→ Items
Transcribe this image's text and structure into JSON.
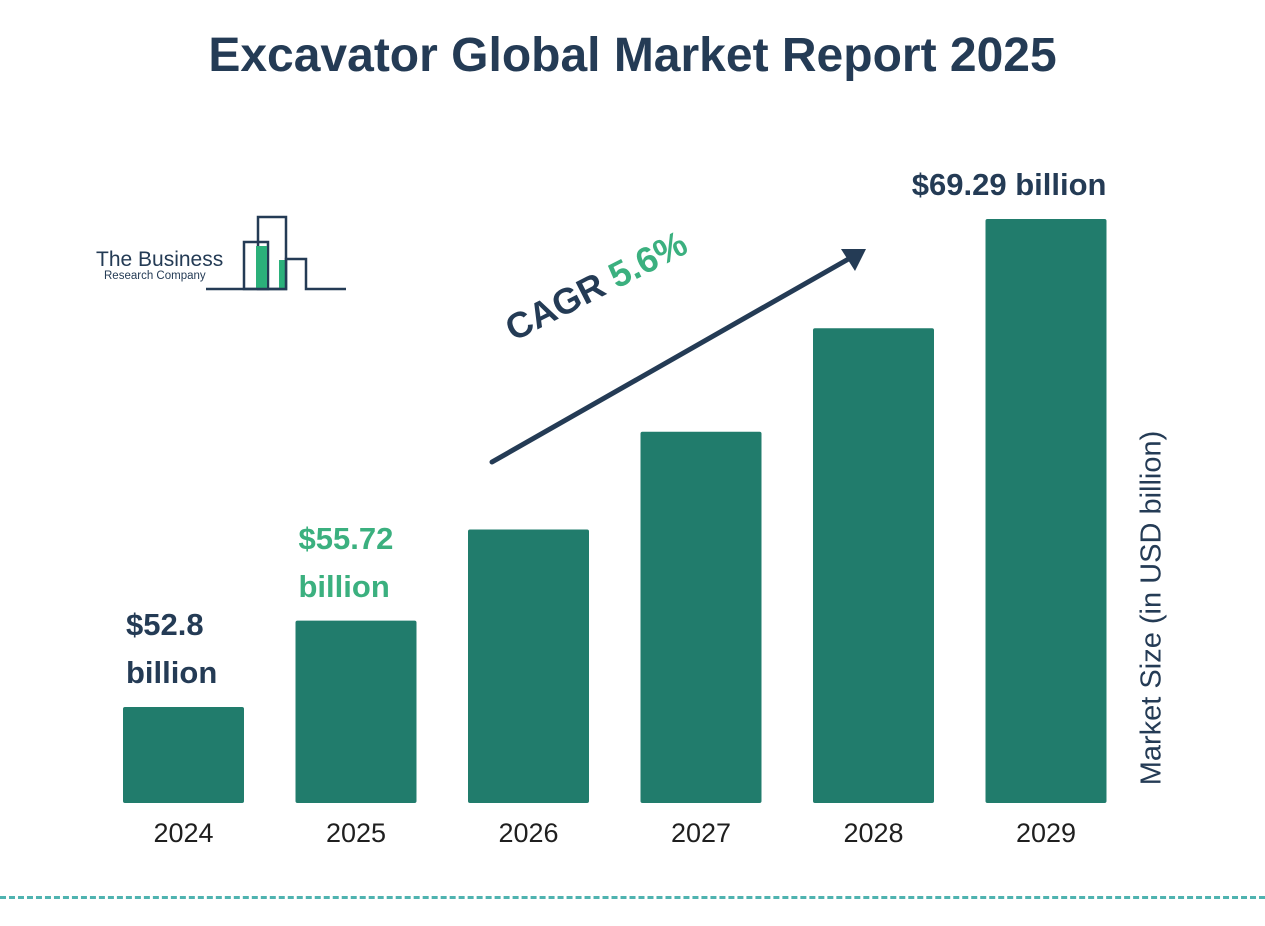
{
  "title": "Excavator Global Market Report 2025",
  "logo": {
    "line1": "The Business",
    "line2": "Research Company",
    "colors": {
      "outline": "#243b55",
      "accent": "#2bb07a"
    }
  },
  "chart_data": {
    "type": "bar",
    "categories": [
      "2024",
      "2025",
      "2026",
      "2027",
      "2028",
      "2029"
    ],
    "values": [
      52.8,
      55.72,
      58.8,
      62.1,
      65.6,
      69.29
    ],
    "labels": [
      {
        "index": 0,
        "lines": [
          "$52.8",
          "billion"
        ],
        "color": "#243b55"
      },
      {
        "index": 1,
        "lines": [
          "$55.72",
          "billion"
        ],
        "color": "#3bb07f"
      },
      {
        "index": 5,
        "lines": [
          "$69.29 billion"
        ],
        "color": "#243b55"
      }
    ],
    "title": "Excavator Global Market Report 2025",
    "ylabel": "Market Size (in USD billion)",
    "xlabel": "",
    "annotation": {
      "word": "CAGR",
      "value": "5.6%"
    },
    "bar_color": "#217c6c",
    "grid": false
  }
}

→ Exercise objective
Give all the lines above again, character for character, without pictures.

→ Response below
Transcribe this image's text and structure into JSON.
{
  "title": "Excavator Global Market Report 2025",
  "logo": {
    "line1": "The Business",
    "line2": "Research Company",
    "colors": {
      "outline": "#243b55",
      "accent": "#2bb07a"
    }
  },
  "chart_data": {
    "type": "bar",
    "categories": [
      "2024",
      "2025",
      "2026",
      "2027",
      "2028",
      "2029"
    ],
    "values": [
      52.8,
      55.72,
      58.8,
      62.1,
      65.6,
      69.29
    ],
    "labels": [
      {
        "index": 0,
        "lines": [
          "$52.8",
          "billion"
        ],
        "color": "#243b55"
      },
      {
        "index": 1,
        "lines": [
          "$55.72",
          "billion"
        ],
        "color": "#3bb07f"
      },
      {
        "index": 5,
        "lines": [
          "$69.29 billion"
        ],
        "color": "#243b55"
      }
    ],
    "title": "Excavator Global Market Report 2025",
    "ylabel": "Market Size (in USD billion)",
    "xlabel": "",
    "annotation": {
      "word": "CAGR",
      "value": "5.6%"
    },
    "bar_color": "#217c6c",
    "grid": false
  }
}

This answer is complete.